INPUT FOR THIS TASK:
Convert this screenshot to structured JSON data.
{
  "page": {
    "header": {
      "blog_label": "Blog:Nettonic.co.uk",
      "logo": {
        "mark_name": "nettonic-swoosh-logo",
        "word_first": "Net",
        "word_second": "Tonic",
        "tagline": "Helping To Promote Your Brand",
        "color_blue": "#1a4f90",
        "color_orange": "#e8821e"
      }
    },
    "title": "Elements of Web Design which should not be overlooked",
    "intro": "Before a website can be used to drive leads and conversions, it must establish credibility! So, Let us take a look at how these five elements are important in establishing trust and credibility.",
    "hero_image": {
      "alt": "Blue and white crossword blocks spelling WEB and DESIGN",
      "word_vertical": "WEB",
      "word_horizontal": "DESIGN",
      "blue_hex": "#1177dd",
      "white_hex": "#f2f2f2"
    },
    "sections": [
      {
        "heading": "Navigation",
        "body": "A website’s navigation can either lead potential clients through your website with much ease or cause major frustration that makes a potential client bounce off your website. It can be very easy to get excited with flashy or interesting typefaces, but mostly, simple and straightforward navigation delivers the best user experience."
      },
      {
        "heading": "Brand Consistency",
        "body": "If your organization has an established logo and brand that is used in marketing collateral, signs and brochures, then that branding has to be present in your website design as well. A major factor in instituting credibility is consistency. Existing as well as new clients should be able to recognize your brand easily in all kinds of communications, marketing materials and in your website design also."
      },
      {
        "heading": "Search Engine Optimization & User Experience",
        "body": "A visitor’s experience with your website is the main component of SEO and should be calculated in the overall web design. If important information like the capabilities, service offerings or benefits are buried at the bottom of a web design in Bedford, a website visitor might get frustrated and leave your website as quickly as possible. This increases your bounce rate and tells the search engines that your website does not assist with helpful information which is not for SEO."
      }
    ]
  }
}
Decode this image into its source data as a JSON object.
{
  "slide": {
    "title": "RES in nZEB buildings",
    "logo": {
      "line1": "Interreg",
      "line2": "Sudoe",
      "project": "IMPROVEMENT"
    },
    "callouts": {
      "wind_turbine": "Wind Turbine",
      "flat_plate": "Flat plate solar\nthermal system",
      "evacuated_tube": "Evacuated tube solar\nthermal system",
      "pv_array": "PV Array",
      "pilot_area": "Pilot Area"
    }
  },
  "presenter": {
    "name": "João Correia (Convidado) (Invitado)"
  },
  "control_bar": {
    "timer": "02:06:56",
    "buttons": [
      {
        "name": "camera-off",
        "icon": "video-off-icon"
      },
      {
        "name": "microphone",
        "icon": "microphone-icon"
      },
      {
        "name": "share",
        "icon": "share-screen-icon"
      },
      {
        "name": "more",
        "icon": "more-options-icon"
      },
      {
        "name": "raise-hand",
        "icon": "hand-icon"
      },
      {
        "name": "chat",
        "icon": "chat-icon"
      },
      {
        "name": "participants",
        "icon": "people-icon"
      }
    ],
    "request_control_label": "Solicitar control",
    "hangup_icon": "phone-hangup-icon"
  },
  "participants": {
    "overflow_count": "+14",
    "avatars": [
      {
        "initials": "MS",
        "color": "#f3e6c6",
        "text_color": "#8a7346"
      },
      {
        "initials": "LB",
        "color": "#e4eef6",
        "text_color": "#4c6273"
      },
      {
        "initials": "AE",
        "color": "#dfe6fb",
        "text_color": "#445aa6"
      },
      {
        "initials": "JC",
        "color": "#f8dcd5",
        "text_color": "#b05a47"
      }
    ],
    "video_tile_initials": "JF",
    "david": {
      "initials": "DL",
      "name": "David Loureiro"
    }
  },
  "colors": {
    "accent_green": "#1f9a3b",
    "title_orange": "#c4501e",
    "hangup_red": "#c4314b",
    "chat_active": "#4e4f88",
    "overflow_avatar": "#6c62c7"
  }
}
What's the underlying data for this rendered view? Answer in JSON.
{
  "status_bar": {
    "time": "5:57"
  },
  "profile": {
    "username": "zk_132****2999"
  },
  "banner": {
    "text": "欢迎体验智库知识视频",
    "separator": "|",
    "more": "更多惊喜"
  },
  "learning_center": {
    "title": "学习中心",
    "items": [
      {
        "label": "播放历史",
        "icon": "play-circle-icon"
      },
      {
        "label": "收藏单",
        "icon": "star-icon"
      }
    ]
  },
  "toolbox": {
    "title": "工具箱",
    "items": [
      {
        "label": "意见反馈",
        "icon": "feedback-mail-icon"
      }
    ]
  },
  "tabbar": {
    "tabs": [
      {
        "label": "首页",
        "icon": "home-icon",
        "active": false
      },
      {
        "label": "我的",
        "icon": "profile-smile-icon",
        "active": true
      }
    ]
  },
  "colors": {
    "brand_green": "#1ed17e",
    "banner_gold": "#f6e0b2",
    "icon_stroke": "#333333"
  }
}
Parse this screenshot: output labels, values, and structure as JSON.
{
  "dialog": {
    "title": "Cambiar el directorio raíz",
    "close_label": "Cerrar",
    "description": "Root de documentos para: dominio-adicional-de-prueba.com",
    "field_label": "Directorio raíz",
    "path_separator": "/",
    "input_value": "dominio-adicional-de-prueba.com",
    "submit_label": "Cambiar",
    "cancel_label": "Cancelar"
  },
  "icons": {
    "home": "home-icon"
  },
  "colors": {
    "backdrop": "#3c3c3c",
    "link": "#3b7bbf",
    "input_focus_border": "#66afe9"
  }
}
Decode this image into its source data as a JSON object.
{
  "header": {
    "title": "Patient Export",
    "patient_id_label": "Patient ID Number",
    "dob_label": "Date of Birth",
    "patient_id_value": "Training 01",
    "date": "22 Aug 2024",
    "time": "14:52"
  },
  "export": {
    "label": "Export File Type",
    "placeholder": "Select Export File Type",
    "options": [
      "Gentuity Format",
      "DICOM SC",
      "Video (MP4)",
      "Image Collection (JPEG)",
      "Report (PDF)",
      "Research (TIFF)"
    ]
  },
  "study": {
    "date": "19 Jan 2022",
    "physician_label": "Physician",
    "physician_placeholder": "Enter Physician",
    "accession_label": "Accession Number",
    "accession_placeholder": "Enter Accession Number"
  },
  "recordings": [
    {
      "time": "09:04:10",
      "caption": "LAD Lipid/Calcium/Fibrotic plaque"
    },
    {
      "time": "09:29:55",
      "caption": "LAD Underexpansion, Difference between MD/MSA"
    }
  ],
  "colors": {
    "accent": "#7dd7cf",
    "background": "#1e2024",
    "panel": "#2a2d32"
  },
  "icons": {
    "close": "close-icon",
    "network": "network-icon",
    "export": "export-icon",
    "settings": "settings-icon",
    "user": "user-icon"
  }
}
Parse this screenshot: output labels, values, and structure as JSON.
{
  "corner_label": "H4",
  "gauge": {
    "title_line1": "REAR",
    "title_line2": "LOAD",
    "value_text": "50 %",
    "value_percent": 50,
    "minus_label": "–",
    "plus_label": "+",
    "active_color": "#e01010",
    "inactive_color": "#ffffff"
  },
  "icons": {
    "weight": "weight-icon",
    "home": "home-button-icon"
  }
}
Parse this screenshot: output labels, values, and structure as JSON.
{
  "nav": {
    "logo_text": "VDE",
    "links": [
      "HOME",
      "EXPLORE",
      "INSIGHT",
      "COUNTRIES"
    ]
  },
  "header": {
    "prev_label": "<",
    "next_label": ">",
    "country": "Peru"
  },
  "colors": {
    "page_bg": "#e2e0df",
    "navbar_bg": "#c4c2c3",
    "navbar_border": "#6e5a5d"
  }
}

WHAT YOU SHOULD DO: Show each line holding the word "Number".

THE COMPLETED TASK:
    "patient_id_label": "Patient ID Number",
    "accession_label": "Accession Number",
    "accession_placeholder": "Enter Accession Number"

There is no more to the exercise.